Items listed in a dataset
================

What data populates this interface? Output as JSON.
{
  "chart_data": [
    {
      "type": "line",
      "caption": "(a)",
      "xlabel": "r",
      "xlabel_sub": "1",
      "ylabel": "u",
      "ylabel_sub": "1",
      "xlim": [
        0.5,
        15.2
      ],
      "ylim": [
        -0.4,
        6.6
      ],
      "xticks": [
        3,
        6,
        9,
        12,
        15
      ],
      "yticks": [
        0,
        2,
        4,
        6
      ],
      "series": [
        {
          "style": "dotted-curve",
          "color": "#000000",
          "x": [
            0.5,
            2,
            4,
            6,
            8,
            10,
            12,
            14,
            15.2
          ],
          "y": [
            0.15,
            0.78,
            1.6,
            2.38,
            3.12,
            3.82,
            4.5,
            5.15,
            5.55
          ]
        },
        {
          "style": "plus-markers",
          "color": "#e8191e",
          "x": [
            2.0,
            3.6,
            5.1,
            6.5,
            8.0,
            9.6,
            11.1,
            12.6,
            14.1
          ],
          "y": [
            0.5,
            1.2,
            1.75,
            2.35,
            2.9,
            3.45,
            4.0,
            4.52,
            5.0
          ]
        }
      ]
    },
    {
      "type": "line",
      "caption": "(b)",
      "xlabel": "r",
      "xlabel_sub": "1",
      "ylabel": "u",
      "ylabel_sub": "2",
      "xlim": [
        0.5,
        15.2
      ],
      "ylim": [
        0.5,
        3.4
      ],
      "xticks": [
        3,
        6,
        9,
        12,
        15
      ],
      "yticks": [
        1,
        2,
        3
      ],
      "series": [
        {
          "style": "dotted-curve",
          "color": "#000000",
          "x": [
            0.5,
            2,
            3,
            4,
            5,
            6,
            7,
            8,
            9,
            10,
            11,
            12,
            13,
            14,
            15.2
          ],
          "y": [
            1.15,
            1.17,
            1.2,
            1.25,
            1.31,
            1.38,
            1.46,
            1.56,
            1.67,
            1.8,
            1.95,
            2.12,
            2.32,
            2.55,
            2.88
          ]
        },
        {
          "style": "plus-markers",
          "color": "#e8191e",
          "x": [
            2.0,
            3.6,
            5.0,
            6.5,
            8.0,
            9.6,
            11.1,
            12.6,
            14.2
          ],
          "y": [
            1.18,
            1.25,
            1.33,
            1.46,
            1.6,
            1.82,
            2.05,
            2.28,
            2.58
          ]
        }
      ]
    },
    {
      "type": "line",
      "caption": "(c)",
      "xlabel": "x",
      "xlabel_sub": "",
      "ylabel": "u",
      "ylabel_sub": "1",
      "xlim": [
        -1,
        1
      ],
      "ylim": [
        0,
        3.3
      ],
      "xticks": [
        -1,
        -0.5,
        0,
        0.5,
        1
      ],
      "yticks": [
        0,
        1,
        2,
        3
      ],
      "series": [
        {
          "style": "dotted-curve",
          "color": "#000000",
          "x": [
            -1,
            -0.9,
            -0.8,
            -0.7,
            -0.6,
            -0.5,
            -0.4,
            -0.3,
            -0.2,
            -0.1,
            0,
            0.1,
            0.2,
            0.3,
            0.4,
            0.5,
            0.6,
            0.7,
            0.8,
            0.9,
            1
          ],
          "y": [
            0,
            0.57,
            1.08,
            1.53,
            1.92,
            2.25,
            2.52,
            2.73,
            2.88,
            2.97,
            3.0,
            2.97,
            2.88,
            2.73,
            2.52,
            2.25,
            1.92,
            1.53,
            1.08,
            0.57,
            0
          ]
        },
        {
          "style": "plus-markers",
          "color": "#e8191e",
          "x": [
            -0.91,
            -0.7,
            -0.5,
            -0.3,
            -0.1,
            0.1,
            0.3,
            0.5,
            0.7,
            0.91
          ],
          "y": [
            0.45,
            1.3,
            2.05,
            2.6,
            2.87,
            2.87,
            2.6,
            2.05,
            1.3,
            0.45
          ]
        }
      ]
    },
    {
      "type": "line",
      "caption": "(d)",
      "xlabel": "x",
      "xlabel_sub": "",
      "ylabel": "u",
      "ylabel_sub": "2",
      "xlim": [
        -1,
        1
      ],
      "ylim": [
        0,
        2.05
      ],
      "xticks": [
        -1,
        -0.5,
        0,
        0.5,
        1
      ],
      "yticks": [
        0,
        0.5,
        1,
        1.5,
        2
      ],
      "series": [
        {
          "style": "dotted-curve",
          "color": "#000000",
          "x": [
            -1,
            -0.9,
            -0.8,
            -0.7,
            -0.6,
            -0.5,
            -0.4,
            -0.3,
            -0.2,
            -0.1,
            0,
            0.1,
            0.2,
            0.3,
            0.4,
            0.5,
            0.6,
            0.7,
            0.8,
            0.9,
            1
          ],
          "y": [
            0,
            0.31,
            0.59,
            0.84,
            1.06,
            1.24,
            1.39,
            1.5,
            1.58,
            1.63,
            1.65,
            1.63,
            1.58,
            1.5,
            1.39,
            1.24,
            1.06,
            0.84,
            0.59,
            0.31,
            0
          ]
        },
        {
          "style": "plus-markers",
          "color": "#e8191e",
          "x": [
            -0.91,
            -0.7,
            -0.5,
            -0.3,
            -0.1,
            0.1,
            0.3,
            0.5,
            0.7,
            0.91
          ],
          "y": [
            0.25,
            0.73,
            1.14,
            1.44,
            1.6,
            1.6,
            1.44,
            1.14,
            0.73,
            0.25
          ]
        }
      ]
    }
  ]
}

================

* **Exercise objective**: Retype every record above exactly as written.

* **Completed task**:
What data populates this interface? Output as JSON.
{
  "chart_data": [
    {
      "type": "line",
      "caption": "(a)",
      "xlabel": "r",
      "xlabel_sub": "1",
      "ylabel": "u",
      "ylabel_sub": "1",
      "xlim": [
        0.5,
        15.2
      ],
      "ylim": [
        -0.4,
        6.6
      ],
      "xticks": [
        3,
        6,
        9,
        12,
        15
      ],
      "yticks": [
        0,
        2,
        4,
        6
      ],
      "series": [
        {
          "style": "dotted-curve",
          "color": "#000000",
          "x": [
            0.5,
            2,
            4,
            6,
            8,
            10,
            12,
            14,
            15.2
          ],
          "y": [
            0.15,
            0.78,
            1.6,
            2.38,
            3.12,
            3.82,
            4.5,
            5.15,
            5.55
          ]
        },
        {
          "style": "plus-markers",
          "color": "#e8191e",
          "x": [
            2.0,
            3.6,
            5.1,
            6.5,
            8.0,
            9.6,
            11.1,
            12.6,
            14.1
          ],
          "y": [
            0.5,
            1.2,
            1.75,
            2.35,
            2.9,
            3.45,
            4.0,
            4.52,
            5.0
          ]
        }
      ]
    },
    {
      "type": "line",
      "caption": "(b)",
      "xlabel": "r",
      "xlabel_sub": "1",
      "ylabel": "u",
      "ylabel_sub": "2",
      "xlim": [
        0.5,
        15.2
      ],
      "ylim": [
        0.5,
        3.4
      ],
      "xticks": [
        3,
        6,
        9,
        12,
        15
      ],
      "yticks": [
        1,
        2,
        3
      ],
      "series": [
        {
          "style": "dotted-curve",
          "color": "#000000",
          "x": [
            0.5,
            2,
            3,
            4,
            5,
            6,
            7,
            8,
            9,
            10,
            11,
            12,
            13,
            14,
            15.2
          ],
          "y": [
            1.15,
            1.17,
            1.2,
            1.25,
            1.31,
            1.38,
            1.46,
            1.56,
            1.67,
            1.8,
            1.95,
            2.12,
            2.32,
            2.55,
            2.88
          ]
        },
        {
          "style": "plus-markers",
          "color": "#e8191e",
          "x": [
            2.0,
            3.6,
            5.0,
            6.5,
            8.0,
            9.6,
            11.1,
            12.6,
            14.2
          ],
          "y": [
            1.18,
            1.25,
            1.33,
            1.46,
            1.6,
            1.82,
            2.05,
            2.28,
            2.58
          ]
        }
      ]
    },
    {
      "type": "line",
      "caption": "(c)",
      "xlabel": "x",
      "xlabel_sub": "",
      "ylabel": "u",
      "ylabel_sub": "1",
      "xlim": [
        -1,
        1
      ],
      "ylim": [
        0,
        3.3
      ],
      "xticks": [
        -1,
        -0.5,
        0,
        0.5,
        1
      ],
      "yticks": [
        0,
        1,
        2,
        3
      ],
      "series": [
        {
          "style": "dotted-curve",
          "color": "#000000",
          "x": [
            -1,
            -0.9,
            -0.8,
            -0.7,
            -0.6,
            -0.5,
            -0.4,
            -0.3,
            -0.2,
            -0.1,
            0,
            0.1,
            0.2,
            0.3,
            0.4,
            0.5,
            0.6,
            0.7,
            0.8,
            0.9,
            1
          ],
          "y": [
            0,
            0.57,
            1.08,
            1.53,
            1.92,
            2.25,
            2.52,
            2.73,
            2.88,
            2.97,
            3.0,
            2.97,
            2.88,
            2.73,
            2.52,
            2.25,
            1.92,
            1.53,
            1.08,
            0.57,
            0
          ]
        },
        {
          "style": "plus-markers",
          "color": "#e8191e",
          "x": [
            -0.91,
            -0.7,
            -0.5,
            -0.3,
            -0.1,
            0.1,
            0.3,
            0.5,
            0.7,
            0.91
          ],
          "y": [
            0.45,
            1.3,
            2.05,
            2.6,
            2.87,
            2.87,
            2.6,
            2.05,
            1.3,
            0.45
          ]
        }
      ]
    },
    {
      "type": "line",
      "caption": "(d)",
      "xlabel": "x",
      "xlabel_sub": "",
      "ylabel": "u",
      "ylabel_sub": "2",
      "xlim": [
        -1,
        1
      ],
      "ylim": [
        0,
        2.05
      ],
      "xticks": [
        -1,
        -0.5,
        0,
        0.5,
        1
      ],
      "yticks": [
        0,
        0.5,
        1,
        1.5,
        2
      ],
      "series": [
        {
          "style": "dotted-curve",
          "color": "#000000",
          "x": [
            -1,
            -0.9,
            -0.8,
            -0.7,
            -0.6,
            -0.5,
            -0.4,
            -0.3,
            -0.2,
            -0.1,
            0,
            0.1,
            0.2,
            0.3,
            0.4,
            0.5,
            0.6,
            0.7,
            0.8,
            0.9,
            1
          ],
          "y": [
            0,
            0.31,
            0.59,
            0.84,
            1.06,
            1.24,
            1.39,
            1.5,
            1.58,
            1.63,
            1.65,
            1.63,
            1.58,
            1.5,
            1.39,
            1.24,
            1.06,
            0.84,
            0.59,
            0.31,
            0
          ]
        },
        {
          "style": "plus-markers",
          "color": "#e8191e",
          "x": [
            -0.91,
            -0.7,
            -0.5,
            -0.3,
            -0.1,
            0.1,
            0.3,
            0.5,
            0.7,
            0.91
          ],
          "y": [
            0.25,
            0.73,
            1.14,
            1.44,
            1.6,
            1.6,
            1.44,
            1.14,
            0.73,
            0.25
          ]
        }
      ]
    }
  ]
}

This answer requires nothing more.